*DATA EXCERPTS:*
--------------------
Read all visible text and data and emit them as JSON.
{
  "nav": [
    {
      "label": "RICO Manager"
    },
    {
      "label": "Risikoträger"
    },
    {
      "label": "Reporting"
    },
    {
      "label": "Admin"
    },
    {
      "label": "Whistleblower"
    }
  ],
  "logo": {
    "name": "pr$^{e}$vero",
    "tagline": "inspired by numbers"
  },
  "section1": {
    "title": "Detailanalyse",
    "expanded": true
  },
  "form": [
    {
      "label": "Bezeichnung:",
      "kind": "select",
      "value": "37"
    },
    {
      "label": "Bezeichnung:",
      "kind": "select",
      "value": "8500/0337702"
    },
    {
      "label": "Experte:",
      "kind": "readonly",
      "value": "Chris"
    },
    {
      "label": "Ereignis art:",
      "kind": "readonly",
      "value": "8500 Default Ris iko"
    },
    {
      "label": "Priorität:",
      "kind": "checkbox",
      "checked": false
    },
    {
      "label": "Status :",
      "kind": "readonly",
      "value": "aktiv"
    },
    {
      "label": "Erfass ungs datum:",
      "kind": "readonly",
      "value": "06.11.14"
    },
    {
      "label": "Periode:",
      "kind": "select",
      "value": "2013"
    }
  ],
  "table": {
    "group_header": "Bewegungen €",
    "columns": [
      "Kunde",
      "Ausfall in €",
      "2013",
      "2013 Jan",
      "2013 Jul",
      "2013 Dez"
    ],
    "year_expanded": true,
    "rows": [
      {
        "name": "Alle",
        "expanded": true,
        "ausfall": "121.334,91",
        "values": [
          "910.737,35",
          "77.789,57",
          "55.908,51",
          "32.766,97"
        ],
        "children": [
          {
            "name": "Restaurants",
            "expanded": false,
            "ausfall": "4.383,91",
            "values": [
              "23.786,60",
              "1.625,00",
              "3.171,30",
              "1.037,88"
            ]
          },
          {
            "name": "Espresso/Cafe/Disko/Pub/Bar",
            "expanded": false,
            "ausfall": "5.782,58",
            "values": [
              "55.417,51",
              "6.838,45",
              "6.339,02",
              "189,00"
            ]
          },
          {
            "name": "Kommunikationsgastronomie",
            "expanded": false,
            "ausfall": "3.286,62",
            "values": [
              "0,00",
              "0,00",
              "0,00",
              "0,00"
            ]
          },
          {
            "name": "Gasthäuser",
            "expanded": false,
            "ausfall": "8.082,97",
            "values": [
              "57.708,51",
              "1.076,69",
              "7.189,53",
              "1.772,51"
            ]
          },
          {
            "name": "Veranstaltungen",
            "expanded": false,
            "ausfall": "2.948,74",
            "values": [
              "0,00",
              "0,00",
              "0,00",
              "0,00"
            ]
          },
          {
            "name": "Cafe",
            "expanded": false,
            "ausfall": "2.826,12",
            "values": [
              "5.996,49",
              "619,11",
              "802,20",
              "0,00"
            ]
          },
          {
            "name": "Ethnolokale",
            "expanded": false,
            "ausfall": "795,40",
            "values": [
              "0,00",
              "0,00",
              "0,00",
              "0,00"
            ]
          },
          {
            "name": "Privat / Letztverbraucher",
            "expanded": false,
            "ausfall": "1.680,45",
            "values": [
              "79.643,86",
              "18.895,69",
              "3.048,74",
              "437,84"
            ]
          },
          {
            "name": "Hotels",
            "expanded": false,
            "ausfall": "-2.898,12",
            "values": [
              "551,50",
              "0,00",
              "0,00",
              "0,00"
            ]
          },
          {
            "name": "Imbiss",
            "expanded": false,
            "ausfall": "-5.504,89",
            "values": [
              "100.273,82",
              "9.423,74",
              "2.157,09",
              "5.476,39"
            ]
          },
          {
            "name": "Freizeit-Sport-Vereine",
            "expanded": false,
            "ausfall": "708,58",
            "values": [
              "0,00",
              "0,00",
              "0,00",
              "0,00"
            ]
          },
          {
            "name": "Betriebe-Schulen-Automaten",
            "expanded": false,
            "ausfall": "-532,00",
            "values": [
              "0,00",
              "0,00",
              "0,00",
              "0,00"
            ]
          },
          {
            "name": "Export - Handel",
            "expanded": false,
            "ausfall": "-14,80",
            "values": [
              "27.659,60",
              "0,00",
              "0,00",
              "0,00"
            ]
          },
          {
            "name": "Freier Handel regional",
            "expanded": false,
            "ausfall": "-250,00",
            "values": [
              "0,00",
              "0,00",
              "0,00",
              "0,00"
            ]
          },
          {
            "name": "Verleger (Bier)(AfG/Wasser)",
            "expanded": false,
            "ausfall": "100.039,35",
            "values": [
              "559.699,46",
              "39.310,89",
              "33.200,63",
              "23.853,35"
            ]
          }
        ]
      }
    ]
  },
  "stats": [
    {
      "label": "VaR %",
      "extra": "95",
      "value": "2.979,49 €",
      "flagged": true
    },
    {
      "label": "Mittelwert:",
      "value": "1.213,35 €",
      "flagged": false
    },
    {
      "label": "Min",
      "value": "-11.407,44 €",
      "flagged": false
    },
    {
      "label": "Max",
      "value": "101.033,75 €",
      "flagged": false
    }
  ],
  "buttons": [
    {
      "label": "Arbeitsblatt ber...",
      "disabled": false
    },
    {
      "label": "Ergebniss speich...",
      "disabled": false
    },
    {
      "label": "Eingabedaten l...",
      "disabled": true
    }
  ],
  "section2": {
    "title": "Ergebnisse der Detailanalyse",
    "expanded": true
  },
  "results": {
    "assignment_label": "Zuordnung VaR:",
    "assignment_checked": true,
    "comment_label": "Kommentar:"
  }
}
--------------------
*TASK REQUIREMENTS:*
Go through the material above line by line and copy it exactly.

*ANSWER IN FULL:*
Read all visible text and data and emit them as JSON.
{
  "nav": [
    {
      "label": "RICO Manager"
    },
    {
      "label": "Risikoträger"
    },
    {
      "label": "Reporting"
    },
    {
      "label": "Admin"
    },
    {
      "label": "Whistleblower"
    }
  ],
  "logo": {
    "name": "pr$^{e}$vero",
    "tagline": "inspired by numbers"
  },
  "section1": {
    "title": "Detailanalyse",
    "expanded": true
  },
  "form": [
    {
      "label": "Bezeichnung:",
      "kind": "select",
      "value": "37"
    },
    {
      "label": "Bezeichnung:",
      "kind": "select",
      "value": "8500/0337702"
    },
    {
      "label": "Experte:",
      "kind": "readonly",
      "value": "Chris"
    },
    {
      "label": "Ereignis art:",
      "kind": "readonly",
      "value": "8500 Default Ris iko"
    },
    {
      "label": "Priorität:",
      "kind": "checkbox",
      "checked": false
    },
    {
      "label": "Status :",
      "kind": "readonly",
      "value": "aktiv"
    },
    {
      "label": "Erfass ungs datum:",
      "kind": "readonly",
      "value": "06.11.14"
    },
    {
      "label": "Periode:",
      "kind": "select",
      "value": "2013"
    }
  ],
  "table": {
    "group_header": "Bewegungen €",
    "columns": [
      "Kunde",
      "Ausfall in €",
      "2013",
      "2013 Jan",
      "2013 Jul",
      "2013 Dez"
    ],
    "year_expanded": true,
    "rows": [
      {
        "name": "Alle",
        "expanded": true,
        "ausfall": "121.334,91",
        "values": [
          "910.737,35",
          "77.789,57",
          "55.908,51",
          "32.766,97"
        ],
        "children": [
          {
            "name": "Restaurants",
            "expanded": false,
            "ausfall": "4.383,91",
            "values": [
              "23.786,60",
              "1.625,00",
              "3.171,30",
              "1.037,88"
            ]
          },
          {
            "name": "Espresso/Cafe/Disko/Pub/Bar",
            "expanded": false,
            "ausfall": "5.782,58",
            "values": [
              "55.417,51",
              "6.838,45",
              "6.339,02",
              "189,00"
            ]
          },
          {
            "name": "Kommunikationsgastronomie",
            "expanded": false,
            "ausfall": "3.286,62",
            "values": [
              "0,00",
              "0,00",
              "0,00",
              "0,00"
            ]
          },
          {
            "name": "Gasthäuser",
            "expanded": false,
            "ausfall": "8.082,97",
            "values": [
              "57.708,51",
              "1.076,69",
              "7.189,53",
              "1.772,51"
            ]
          },
          {
            "name": "Veranstaltungen",
            "expanded": false,
            "ausfall": "2.948,74",
            "values": [
              "0,00",
              "0,00",
              "0,00",
              "0,00"
            ]
          },
          {
            "name": "Cafe",
            "expanded": false,
            "ausfall": "2.826,12",
            "values": [
              "5.996,49",
              "619,11",
              "802,20",
              "0,00"
            ]
          },
          {
            "name": "Ethnolokale",
            "expanded": false,
            "ausfall": "795,40",
            "values": [
              "0,00",
              "0,00",
              "0,00",
              "0,00"
            ]
          },
          {
            "name": "Privat / Letztverbraucher",
            "expanded": false,
            "ausfall": "1.680,45",
            "values": [
              "79.643,86",
              "18.895,69",
              "3.048,74",
              "437,84"
            ]
          },
          {
            "name": "Hotels",
            "expanded": false,
            "ausfall": "-2.898,12",
            "values": [
              "551,50",
              "0,00",
              "0,00",
              "0,00"
            ]
          },
          {
            "name": "Imbiss",
            "expanded": false,
            "ausfall": "-5.504,89",
            "values": [
              "100.273,82",
              "9.423,74",
              "2.157,09",
              "5.476,39"
            ]
          },
          {
            "name": "Freizeit-Sport-Vereine",
            "expanded": false,
            "ausfall": "708,58",
            "values": [
              "0,00",
              "0,00",
              "0,00",
              "0,00"
            ]
          },
          {
            "name": "Betriebe-Schulen-Automaten",
            "expanded": false,
            "ausfall": "-532,00",
            "values": [
              "0,00",
              "0,00",
              "0,00",
              "0,00"
            ]
          },
          {
            "name": "Export - Handel",
            "expanded": false,
            "ausfall": "-14,80",
            "values": [
              "27.659,60",
              "0,00",
              "0,00",
              "0,00"
            ]
          },
          {
            "name": "Freier Handel regional",
            "expanded": false,
            "ausfall": "-250,00",
            "values": [
              "0,00",
              "0,00",
              "0,00",
              "0,00"
            ]
          },
          {
            "name": "Verleger (Bier)(AfG/Wasser)",
            "expanded": false,
            "ausfall": "100.039,35",
            "values": [
              "559.699,46",
              "39.310,89",
              "33.200,63",
              "23.853,35"
            ]
          }
        ]
      }
    ]
  },
  "stats": [
    {
      "label": "VaR %",
      "extra": "95",
      "value": "2.979,49 €",
      "flagged": true
    },
    {
      "label": "Mittelwert:",
      "value": "1.213,35 €",
      "flagged": false
    },
    {
      "label": "Min",
      "value": "-11.407,44 €",
      "flagged": false
    },
    {
      "label": "Max",
      "value": "101.033,75 €",
      "flagged": false
    }
  ],
  "buttons": [
    {
      "label": "Arbeitsblatt ber...",
      "disabled": false
    },
    {
      "label": "Ergebniss speich...",
      "disabled": false
    },
    {
      "label": "Eingabedaten l...",
      "disabled": true
    }
  ],
  "section2": {
    "title": "Ergebnisse der Detailanalyse",
    "expanded": true
  },
  "results": {
    "assignment_label": "Zuordnung VaR:",
    "assignment_checked": true,
    "comment_label": "Kommentar:"
  }
}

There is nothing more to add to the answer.